Exercise objective
Pull every "document" line out of the data below.

[Stored data entries]
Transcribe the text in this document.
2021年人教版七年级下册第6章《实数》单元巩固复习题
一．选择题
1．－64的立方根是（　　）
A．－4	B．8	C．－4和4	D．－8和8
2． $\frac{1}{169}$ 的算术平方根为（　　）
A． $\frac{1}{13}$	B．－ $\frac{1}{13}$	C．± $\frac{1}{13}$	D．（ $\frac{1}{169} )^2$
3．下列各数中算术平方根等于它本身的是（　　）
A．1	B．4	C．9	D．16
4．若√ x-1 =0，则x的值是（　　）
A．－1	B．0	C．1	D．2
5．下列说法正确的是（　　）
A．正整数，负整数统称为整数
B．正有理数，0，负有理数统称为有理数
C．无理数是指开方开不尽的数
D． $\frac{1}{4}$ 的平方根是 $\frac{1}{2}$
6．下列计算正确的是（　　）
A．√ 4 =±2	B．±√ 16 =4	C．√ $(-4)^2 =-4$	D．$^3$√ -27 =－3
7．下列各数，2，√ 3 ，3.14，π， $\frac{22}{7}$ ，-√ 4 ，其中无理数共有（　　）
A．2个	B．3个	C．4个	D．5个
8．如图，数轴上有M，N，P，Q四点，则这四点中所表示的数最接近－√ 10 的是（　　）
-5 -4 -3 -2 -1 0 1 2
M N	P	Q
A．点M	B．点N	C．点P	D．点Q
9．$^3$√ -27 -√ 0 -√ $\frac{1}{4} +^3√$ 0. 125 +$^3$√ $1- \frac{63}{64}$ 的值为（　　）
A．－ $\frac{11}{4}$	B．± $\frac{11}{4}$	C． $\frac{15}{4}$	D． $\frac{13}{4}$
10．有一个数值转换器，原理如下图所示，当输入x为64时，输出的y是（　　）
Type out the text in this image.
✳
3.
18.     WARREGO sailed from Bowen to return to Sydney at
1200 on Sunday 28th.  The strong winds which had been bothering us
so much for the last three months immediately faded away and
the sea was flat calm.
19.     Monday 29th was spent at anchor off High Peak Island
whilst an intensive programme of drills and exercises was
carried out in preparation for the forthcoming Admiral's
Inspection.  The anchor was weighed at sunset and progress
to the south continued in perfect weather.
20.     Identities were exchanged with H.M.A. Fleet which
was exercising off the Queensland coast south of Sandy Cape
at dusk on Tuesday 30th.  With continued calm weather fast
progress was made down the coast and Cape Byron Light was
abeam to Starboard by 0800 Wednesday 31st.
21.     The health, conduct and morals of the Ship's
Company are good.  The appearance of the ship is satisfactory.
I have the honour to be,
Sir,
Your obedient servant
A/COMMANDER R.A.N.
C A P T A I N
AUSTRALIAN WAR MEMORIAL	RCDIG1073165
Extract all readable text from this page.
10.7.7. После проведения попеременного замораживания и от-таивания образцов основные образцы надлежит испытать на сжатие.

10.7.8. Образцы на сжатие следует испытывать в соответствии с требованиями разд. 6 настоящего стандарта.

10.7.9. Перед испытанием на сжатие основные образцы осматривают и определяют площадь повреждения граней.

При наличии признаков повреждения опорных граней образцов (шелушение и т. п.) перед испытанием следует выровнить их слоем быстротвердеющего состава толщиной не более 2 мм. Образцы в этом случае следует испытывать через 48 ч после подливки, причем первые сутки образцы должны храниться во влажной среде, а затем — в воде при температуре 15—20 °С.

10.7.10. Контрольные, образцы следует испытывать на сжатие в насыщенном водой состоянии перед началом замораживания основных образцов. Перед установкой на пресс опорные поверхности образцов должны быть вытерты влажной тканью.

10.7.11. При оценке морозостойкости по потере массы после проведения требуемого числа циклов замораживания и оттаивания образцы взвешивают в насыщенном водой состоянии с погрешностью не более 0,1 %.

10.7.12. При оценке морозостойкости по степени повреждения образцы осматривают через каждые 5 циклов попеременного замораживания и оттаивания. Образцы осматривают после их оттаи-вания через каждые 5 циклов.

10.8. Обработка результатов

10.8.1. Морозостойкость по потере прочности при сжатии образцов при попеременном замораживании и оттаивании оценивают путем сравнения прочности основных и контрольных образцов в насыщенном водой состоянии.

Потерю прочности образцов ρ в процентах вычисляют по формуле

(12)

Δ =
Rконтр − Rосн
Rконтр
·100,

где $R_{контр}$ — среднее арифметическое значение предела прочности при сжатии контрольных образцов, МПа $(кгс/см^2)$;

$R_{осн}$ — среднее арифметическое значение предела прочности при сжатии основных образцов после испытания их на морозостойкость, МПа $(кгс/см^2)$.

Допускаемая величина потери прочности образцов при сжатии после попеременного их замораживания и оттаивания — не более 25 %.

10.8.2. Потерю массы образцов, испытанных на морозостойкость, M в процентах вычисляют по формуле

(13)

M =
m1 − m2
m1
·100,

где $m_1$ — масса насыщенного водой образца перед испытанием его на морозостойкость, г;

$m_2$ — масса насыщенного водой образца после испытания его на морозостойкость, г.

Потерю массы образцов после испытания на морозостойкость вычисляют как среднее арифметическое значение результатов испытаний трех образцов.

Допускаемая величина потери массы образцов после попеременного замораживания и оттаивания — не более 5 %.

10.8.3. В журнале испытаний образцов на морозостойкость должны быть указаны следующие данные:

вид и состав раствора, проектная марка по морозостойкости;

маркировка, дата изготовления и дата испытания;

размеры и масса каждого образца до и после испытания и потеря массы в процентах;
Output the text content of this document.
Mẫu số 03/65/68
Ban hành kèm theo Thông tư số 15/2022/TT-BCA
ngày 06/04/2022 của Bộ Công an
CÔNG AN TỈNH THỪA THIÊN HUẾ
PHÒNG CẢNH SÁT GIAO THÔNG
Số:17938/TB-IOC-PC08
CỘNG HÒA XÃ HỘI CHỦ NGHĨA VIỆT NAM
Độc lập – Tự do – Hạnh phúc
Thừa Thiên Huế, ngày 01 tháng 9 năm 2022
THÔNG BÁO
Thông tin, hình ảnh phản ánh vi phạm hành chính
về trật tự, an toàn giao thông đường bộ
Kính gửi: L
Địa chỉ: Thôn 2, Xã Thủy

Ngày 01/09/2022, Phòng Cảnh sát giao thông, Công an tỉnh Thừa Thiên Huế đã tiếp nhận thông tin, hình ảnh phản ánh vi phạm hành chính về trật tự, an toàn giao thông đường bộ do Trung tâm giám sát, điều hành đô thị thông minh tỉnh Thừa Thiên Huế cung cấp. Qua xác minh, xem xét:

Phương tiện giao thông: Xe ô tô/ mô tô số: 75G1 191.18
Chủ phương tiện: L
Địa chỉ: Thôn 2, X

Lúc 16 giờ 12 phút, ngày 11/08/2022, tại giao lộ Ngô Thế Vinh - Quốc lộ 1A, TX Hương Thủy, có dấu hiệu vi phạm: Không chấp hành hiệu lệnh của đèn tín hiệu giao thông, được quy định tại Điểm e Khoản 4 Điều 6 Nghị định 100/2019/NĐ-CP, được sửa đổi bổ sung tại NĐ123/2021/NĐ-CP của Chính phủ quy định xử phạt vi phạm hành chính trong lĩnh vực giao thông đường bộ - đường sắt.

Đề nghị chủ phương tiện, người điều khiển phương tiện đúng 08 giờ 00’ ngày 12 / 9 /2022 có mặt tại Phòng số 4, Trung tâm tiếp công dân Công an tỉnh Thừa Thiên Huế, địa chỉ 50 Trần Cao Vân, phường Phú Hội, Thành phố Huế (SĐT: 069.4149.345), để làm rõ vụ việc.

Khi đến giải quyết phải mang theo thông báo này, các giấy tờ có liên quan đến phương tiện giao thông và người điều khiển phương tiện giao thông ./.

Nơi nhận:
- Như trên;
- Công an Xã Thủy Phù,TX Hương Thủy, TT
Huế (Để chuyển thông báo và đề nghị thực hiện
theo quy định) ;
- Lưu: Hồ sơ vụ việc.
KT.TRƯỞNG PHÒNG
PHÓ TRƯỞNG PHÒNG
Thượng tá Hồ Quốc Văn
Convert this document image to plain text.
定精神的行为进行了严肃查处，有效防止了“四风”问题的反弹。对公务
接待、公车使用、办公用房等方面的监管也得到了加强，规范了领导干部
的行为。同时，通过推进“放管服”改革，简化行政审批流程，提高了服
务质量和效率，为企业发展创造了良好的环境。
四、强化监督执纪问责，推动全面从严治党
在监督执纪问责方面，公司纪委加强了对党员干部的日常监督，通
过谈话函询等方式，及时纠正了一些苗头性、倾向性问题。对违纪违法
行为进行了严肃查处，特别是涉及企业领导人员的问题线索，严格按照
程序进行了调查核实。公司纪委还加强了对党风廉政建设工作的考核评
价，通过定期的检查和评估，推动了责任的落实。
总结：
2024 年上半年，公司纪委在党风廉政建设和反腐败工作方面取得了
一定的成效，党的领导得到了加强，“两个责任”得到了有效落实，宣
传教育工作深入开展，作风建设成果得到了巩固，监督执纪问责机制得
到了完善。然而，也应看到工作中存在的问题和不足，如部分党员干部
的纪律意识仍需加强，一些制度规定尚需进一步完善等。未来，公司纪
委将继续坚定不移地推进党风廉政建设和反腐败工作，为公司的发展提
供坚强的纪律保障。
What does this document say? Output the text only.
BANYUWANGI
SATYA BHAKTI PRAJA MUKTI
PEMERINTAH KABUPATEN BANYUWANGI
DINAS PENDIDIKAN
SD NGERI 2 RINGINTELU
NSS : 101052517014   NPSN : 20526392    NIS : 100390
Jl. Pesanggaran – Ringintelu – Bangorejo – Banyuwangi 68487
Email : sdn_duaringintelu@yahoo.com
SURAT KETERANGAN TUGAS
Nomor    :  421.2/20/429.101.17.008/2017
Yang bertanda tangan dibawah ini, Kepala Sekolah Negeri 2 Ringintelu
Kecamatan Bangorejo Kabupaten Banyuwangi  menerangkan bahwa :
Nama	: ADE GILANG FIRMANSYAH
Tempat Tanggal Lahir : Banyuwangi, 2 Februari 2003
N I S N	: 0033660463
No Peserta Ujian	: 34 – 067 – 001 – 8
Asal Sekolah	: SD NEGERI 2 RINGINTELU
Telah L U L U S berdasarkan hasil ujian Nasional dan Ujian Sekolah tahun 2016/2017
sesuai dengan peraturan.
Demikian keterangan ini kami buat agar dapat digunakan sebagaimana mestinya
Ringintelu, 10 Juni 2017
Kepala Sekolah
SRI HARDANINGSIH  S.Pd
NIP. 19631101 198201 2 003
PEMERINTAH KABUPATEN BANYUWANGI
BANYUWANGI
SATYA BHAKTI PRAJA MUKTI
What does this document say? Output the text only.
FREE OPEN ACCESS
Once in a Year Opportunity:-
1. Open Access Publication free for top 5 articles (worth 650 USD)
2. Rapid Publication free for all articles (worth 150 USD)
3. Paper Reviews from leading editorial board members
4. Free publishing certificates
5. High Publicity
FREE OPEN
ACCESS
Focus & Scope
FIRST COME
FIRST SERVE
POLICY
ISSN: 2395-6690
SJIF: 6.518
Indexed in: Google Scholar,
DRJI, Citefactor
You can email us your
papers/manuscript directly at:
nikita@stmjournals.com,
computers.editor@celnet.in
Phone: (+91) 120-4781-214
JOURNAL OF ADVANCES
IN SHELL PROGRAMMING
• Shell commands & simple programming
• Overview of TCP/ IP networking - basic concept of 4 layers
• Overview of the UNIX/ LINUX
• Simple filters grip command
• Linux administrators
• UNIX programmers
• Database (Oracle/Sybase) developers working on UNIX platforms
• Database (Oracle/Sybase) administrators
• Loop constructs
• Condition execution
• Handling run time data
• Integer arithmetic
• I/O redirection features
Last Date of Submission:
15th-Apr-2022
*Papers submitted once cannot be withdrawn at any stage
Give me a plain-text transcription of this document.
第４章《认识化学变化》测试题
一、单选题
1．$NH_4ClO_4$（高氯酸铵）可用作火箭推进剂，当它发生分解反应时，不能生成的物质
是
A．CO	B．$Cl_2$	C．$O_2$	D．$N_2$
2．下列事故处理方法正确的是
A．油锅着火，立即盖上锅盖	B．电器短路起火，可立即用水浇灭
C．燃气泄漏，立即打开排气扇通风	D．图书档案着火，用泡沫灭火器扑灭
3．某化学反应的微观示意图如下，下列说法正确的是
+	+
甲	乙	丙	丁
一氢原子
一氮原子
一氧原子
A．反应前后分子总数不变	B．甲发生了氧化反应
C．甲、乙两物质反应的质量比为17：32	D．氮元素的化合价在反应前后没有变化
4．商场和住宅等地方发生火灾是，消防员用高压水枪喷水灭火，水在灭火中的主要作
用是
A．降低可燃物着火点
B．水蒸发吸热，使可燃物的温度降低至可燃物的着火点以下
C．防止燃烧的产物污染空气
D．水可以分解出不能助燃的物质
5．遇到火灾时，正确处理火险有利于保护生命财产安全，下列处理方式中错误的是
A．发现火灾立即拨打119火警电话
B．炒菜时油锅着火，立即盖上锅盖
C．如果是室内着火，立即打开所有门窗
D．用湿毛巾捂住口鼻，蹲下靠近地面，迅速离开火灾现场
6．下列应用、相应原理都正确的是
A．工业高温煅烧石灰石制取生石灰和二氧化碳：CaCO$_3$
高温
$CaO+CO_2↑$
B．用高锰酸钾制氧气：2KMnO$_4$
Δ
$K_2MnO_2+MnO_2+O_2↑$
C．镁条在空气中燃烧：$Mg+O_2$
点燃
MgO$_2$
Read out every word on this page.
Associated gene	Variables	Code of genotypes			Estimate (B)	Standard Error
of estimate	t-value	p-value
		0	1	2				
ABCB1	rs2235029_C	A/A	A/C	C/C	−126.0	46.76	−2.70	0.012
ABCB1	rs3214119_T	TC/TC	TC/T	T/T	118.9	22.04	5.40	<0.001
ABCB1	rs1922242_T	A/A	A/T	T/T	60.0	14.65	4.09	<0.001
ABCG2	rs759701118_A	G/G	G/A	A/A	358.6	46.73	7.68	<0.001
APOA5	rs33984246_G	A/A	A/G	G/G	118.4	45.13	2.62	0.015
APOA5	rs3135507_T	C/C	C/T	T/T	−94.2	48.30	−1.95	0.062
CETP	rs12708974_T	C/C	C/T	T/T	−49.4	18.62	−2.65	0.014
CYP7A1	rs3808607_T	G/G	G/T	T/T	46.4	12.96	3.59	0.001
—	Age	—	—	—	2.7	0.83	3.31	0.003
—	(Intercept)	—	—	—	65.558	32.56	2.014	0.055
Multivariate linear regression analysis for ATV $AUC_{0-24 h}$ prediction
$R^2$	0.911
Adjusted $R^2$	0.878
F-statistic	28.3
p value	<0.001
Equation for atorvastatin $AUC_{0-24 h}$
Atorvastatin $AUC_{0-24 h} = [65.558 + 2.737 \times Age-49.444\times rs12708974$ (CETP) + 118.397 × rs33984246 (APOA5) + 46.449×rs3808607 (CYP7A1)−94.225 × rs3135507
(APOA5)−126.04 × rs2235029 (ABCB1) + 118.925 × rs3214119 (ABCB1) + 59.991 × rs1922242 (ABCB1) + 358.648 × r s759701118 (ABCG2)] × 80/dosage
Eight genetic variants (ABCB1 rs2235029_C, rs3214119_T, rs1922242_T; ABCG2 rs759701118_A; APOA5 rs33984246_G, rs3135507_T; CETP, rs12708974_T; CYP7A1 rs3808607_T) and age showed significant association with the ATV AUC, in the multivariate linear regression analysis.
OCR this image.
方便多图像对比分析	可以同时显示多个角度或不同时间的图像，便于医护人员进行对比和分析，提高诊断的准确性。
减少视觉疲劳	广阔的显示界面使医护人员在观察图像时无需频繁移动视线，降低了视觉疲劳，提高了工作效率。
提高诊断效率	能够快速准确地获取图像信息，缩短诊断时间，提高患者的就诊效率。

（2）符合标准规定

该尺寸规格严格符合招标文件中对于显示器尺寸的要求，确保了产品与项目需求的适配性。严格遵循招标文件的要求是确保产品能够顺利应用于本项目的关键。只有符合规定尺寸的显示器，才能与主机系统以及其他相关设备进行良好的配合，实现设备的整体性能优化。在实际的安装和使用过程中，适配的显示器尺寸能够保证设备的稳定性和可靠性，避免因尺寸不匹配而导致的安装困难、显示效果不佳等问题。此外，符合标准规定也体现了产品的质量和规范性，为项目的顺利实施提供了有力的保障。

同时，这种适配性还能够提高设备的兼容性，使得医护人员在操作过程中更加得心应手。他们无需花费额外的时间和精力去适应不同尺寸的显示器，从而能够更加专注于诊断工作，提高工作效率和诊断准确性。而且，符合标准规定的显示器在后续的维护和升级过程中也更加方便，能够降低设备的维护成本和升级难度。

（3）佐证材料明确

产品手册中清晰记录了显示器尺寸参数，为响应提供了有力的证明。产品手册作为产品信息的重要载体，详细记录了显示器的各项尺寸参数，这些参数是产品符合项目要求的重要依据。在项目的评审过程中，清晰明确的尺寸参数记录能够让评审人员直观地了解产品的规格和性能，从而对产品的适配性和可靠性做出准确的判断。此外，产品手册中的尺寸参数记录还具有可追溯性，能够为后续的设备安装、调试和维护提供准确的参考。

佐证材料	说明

Correct result
Transcribe the text in this document.
Output the text content of this document.
Convert this document image to plain text.
What does this document say? Output the text only.
What does this document say? Output the text only.
Give me a plain-text transcription of this document.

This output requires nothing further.